• [WRITTEN EXERCISE]: Output each entry below as it stands, leaving out every picture.
# START OF DATA ENTRIES
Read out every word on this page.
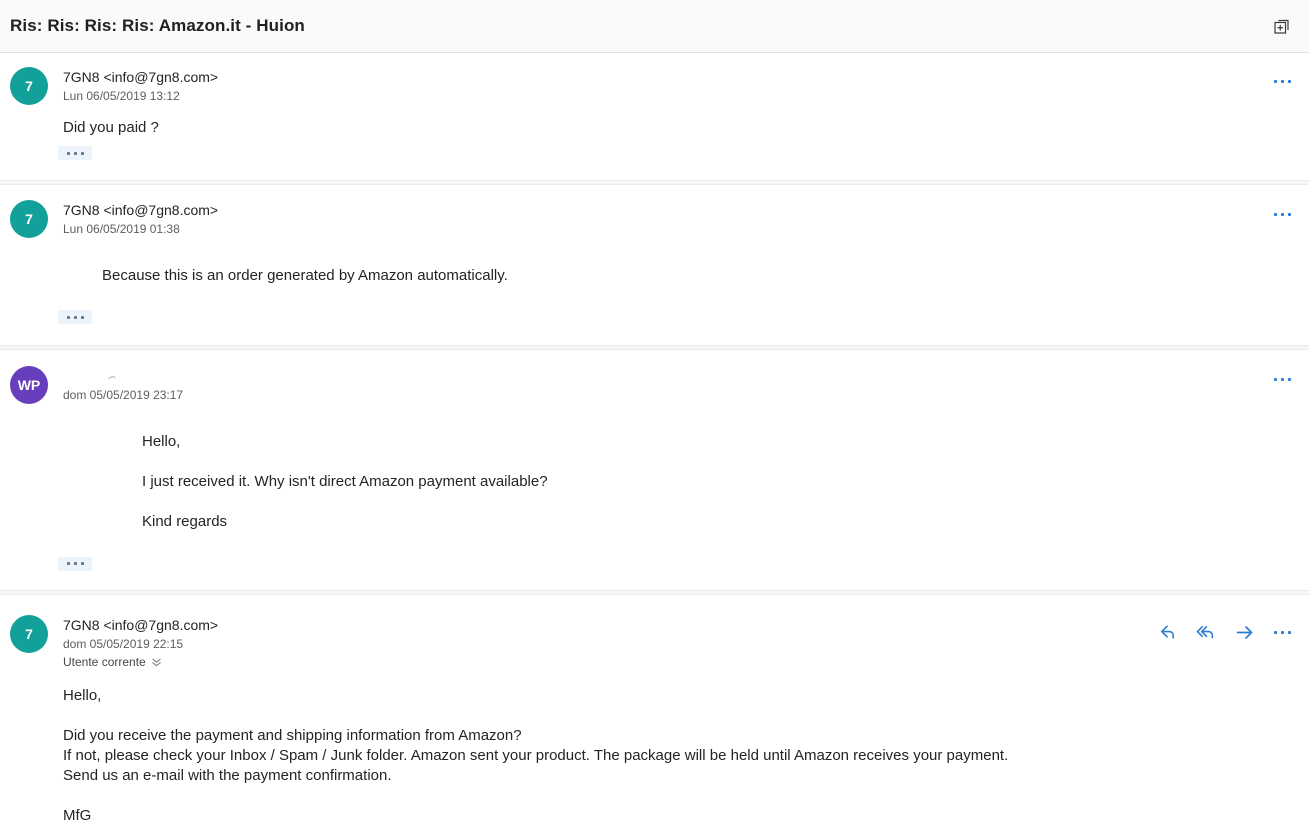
Ris: Ris: Ris: Ris: Amazon.it - Huion
7
7GN8 <info@7gn8.com>
Lun 06/05/2019 13:12
Did you paid ?
7
7GN8 <info@7gn8.com>
Lun 06/05/2019 01:38
Because this is an order generated by Amazon automatically.
WP
dom 05/05/2019 23:17
Hello,
I just received it. Why isn't direct Amazon payment available?
Kind regards
7
7GN8 <info@7gn8.com>
dom 05/05/2019 22:15
Utente corrente
Hello,
Did you receive the payment and shipping information from Amazon?
If not, please check your Inbox / Spam / Junk folder. Amazon sent your product. The package will be held until Amazon receives your payment.
Send us an e-mail with the payment confirmation.
MfG
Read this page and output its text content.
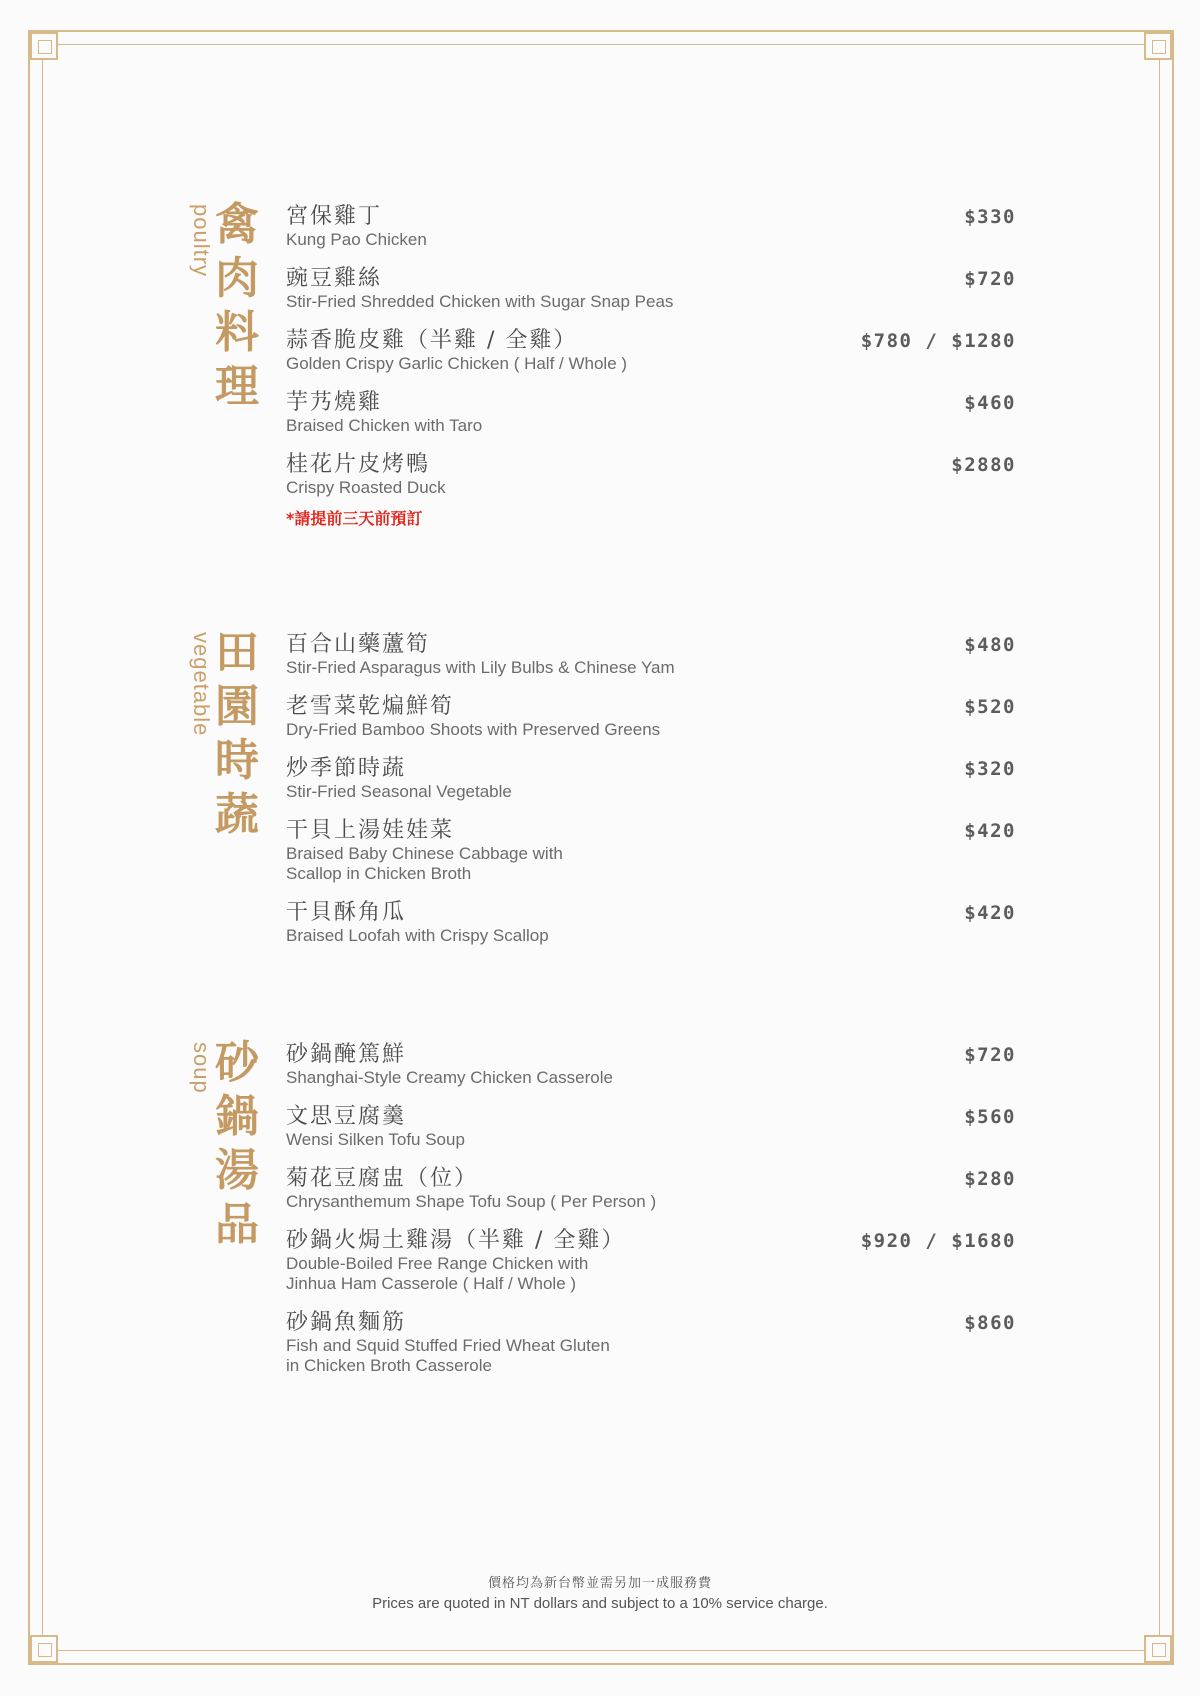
poultry 禽
肉
料
理
宮保雞丁
Kung Pao Chicken
$330
豌豆雞絲
Stir-Fried Shredded Chicken with Sugar Snap Peas
$720
蒜香脆皮雞（半雞 / 全雞）
Golden Crispy Garlic Chicken ( Half / Whole )
$780 / $1280
芋艿燒雞
Braised Chicken with Taro
$460
桂花片皮烤鴨
Crispy Roasted Duck
*請提前三天前預訂
$2880
vegetable 田
園
時
蔬
百合山藥蘆筍
Stir-Fried Asparagus with Lily Bulbs & Chinese Yam
$480
老雪菜乾煸鮮筍
Dry-Fried Bamboo Shoots with Preserved Greens
$520
炒季節時蔬
Stir-Fried Seasonal Vegetable
$320
干貝上湯娃娃菜
Braised Baby Chinese Cabbage with
Scallop in Chicken Broth
$420
干貝酥角瓜
Braised Loofah with Crispy Scallop
$420
soup 砂
鍋
湯
品
砂鍋醃篤鮮
Shanghai-Style Creamy Chicken Casserole
$720
文思豆腐羹
Wensi Silken Tofu Soup
$560
菊花豆腐盅（位）
Chrysanthemum Shape Tofu Soup ( Per Person )
$280
砂鍋火焗土雞湯（半雞 / 全雞）
Double-Boiled Free Range Chicken with
Jinhua Ham Casserole ( Half / Whole )
$920 / $1680
砂鍋魚麵筋
Fish and Squid Stuffed Fried Wheat Gluten
in Chicken Broth Casserole
$860
價格均為新台幣並需另加一成服務費
Prices are quoted in NT dollars and subject to a 10% service charge.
# END OF DATA ENTRIES
• [REPLY]:
Read out every word on this page.
Ris: Ris: Ris: Ris: Amazon.it - Huion
7
7GN8 <info@7gn8.com>
Lun 06/05/2019 13:12
Did you paid ?
7
7GN8 <info@7gn8.com>
Lun 06/05/2019 01:38
Because this is an order generated by Amazon automatically.
WP
dom 05/05/2019 23:17
Hello,
I just received it. Why isn't direct Amazon payment available?
Kind regards
7
7GN8 <info@7gn8.com>
dom 05/05/2019 22:15
Utente corrente
Hello,
Did you receive the payment and shipping information from Amazon?
If not, please check your Inbox / Spam / Junk folder. Amazon sent your product. The package will be held until Amazon receives your payment.
Send us an e-mail with the payment confirmation.
MfG
Read this page and output its text content.
poultry 禽
肉
料
理
宮保雞丁
Kung Pao Chicken
$330
豌豆雞絲
Stir-Fried Shredded Chicken with Sugar Snap Peas
$720
蒜香脆皮雞（半雞 / 全雞）
Golden Crispy Garlic Chicken ( Half / Whole )
$780 / $1280
芋艿燒雞
Braised Chicken with Taro
$460
桂花片皮烤鴨
Crispy Roasted Duck
*請提前三天前預訂
$2880
vegetable 田
園
時
蔬
百合山藥蘆筍
Stir-Fried Asparagus with Lily Bulbs & Chinese Yam
$480
老雪菜乾煸鮮筍
Dry-Fried Bamboo Shoots with Preserved Greens
$520
炒季節時蔬
Stir-Fried Seasonal Vegetable
$320
干貝上湯娃娃菜
Braised Baby Chinese Cabbage with
Scallop in Chicken Broth
$420
干貝酥角瓜
Braised Loofah with Crispy Scallop
$420
soup 砂
鍋
湯
品
砂鍋醃篤鮮
Shanghai-Style Creamy Chicken Casserole
$720
文思豆腐羹
Wensi Silken Tofu Soup
$560
菊花豆腐盅（位）
Chrysanthemum Shape Tofu Soup ( Per Person )
$280
砂鍋火焗土雞湯（半雞 / 全雞）
Double-Boiled Free Range Chicken with
Jinhua Ham Casserole ( Half / Whole )
$920 / $1680
砂鍋魚麵筋
Fish and Squid Stuffed Fried Wheat Gluten
in Chicken Broth Casserole
$860
價格均為新台幣並需另加一成服務費
Prices are quoted in NT dollars and subject to a 10% service charge.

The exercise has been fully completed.